Data excerpts
□ □ □ □ □ □ □

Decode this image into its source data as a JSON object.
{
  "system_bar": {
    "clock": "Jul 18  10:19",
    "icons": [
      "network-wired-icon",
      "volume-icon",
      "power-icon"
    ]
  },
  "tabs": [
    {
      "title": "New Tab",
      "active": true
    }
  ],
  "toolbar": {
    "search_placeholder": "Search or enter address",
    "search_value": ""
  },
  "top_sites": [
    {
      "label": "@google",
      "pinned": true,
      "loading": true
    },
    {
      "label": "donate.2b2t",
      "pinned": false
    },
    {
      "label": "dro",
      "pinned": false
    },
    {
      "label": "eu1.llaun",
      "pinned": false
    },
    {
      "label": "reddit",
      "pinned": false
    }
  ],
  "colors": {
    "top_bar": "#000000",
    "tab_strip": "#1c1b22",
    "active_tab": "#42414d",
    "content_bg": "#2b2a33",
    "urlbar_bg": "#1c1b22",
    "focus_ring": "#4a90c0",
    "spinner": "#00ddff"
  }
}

□ □ □ □ □ □ □

> **PROBLEM DESCRIPTION**:
Print out every record again, exactly and in full.

> **SOLUTION TO THIS EXERCISE**:
Decode this image into its source data as a JSON object.
{
  "system_bar": {
    "clock": "Jul 18  10:19",
    "icons": [
      "network-wired-icon",
      "volume-icon",
      "power-icon"
    ]
  },
  "tabs": [
    {
      "title": "New Tab",
      "active": true
    }
  ],
  "toolbar": {
    "search_placeholder": "Search or enter address",
    "search_value": ""
  },
  "top_sites": [
    {
      "label": "@google",
      "pinned": true,
      "loading": true
    },
    {
      "label": "donate.2b2t",
      "pinned": false
    },
    {
      "label": "dro",
      "pinned": false
    },
    {
      "label": "eu1.llaun",
      "pinned": false
    },
    {
      "label": "reddit",
      "pinned": false
    }
  ],
  "colors": {
    "top_bar": "#000000",
    "tab_strip": "#1c1b22",
    "active_tab": "#42414d",
    "content_bg": "#2b2a33",
    "urlbar_bg": "#1c1b22",
    "focus_ring": "#4a90c0",
    "spinner": "#00ddff"
  }
}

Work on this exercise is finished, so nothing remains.